> _Recorded information_:
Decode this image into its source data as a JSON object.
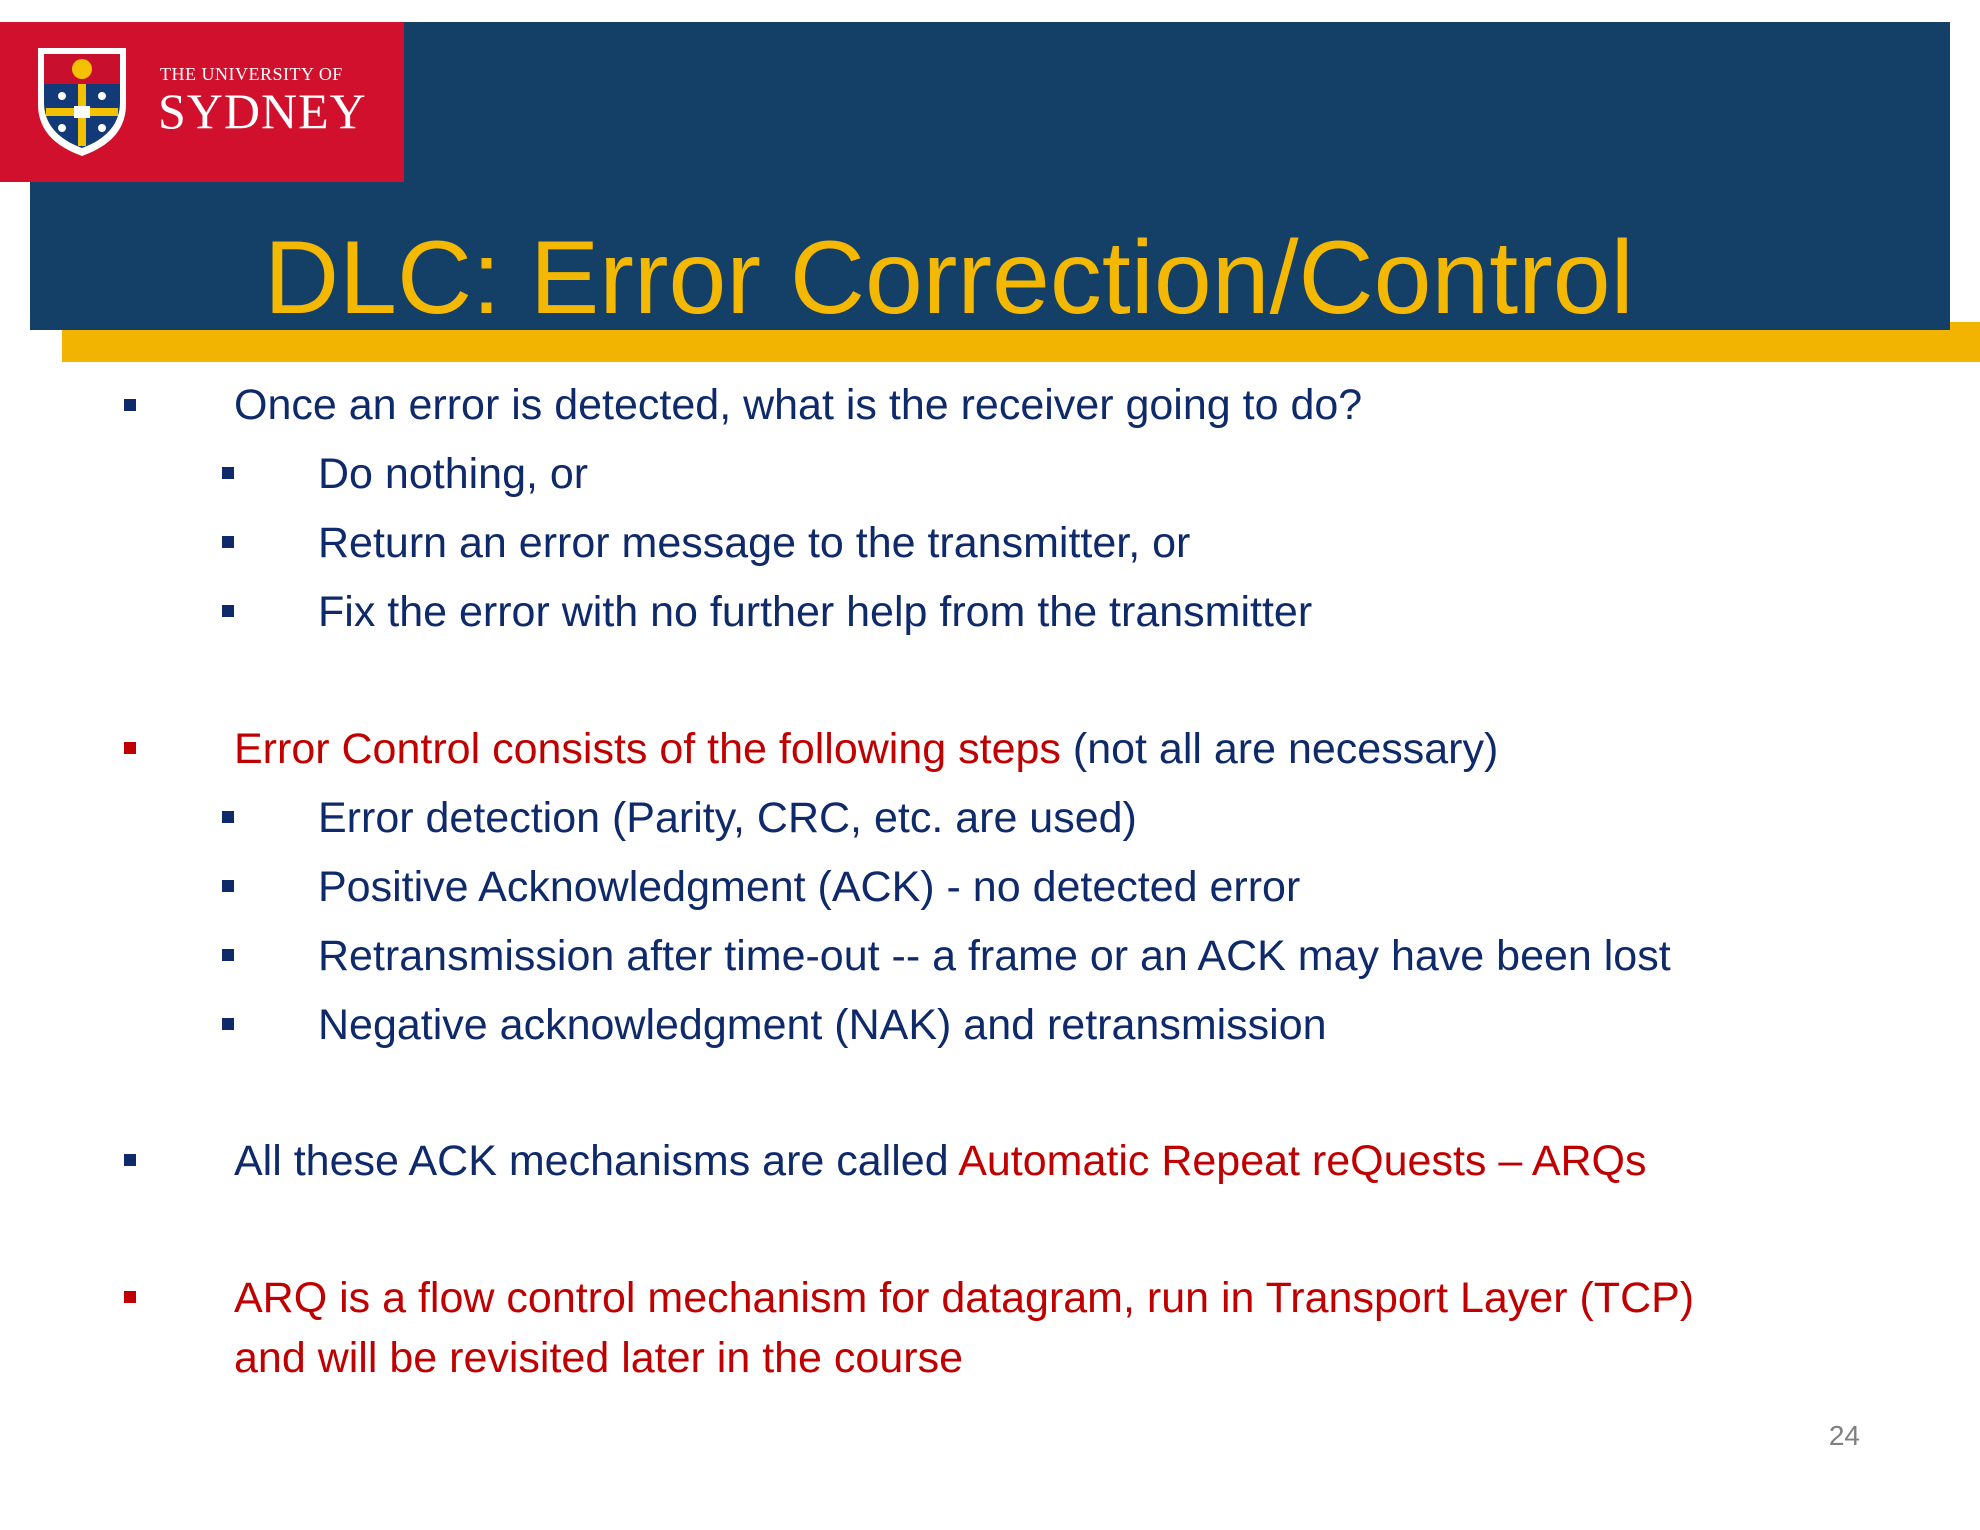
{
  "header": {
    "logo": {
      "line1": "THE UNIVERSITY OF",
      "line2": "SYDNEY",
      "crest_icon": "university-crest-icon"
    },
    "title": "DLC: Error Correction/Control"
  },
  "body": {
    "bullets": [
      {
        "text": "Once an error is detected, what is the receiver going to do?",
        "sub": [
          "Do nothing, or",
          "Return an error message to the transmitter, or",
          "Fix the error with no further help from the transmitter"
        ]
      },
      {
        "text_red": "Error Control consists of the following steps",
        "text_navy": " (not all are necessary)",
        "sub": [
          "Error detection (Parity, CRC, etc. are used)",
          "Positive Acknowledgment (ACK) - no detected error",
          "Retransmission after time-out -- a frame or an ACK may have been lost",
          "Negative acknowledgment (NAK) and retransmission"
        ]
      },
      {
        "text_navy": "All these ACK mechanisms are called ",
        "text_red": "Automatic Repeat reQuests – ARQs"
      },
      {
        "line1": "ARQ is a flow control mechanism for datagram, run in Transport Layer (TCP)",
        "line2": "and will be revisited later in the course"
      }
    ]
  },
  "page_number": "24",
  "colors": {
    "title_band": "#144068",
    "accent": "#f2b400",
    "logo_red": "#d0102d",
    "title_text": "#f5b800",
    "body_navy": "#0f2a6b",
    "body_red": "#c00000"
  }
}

> _Exercise objective_:
Return every line of the records exactly as given, pictures excluded.

> _Result_:
Decode this image into its source data as a JSON object.
{
  "header": {
    "logo": {
      "line1": "THE UNIVERSITY OF",
      "line2": "SYDNEY",
      "crest_icon": "university-crest-icon"
    },
    "title": "DLC: Error Correction/Control"
  },
  "body": {
    "bullets": [
      {
        "text": "Once an error is detected, what is the receiver going to do?",
        "sub": [
          "Do nothing, or",
          "Return an error message to the transmitter, or",
          "Fix the error with no further help from the transmitter"
        ]
      },
      {
        "text_red": "Error Control consists of the following steps",
        "text_navy": " (not all are necessary)",
        "sub": [
          "Error detection (Parity, CRC, etc. are used)",
          "Positive Acknowledgment (ACK) - no detected error",
          "Retransmission after time-out -- a frame or an ACK may have been lost",
          "Negative acknowledgment (NAK) and retransmission"
        ]
      },
      {
        "text_navy": "All these ACK mechanisms are called ",
        "text_red": "Automatic Repeat reQuests – ARQs"
      },
      {
        "line1": "ARQ is a flow control mechanism for datagram, run in Transport Layer (TCP)",
        "line2": "and will be revisited later in the course"
      }
    ]
  },
  "page_number": "24",
  "colors": {
    "title_band": "#144068",
    "accent": "#f2b400",
    "logo_red": "#d0102d",
    "title_text": "#f5b800",
    "body_navy": "#0f2a6b",
    "body_red": "#c00000"
  }
}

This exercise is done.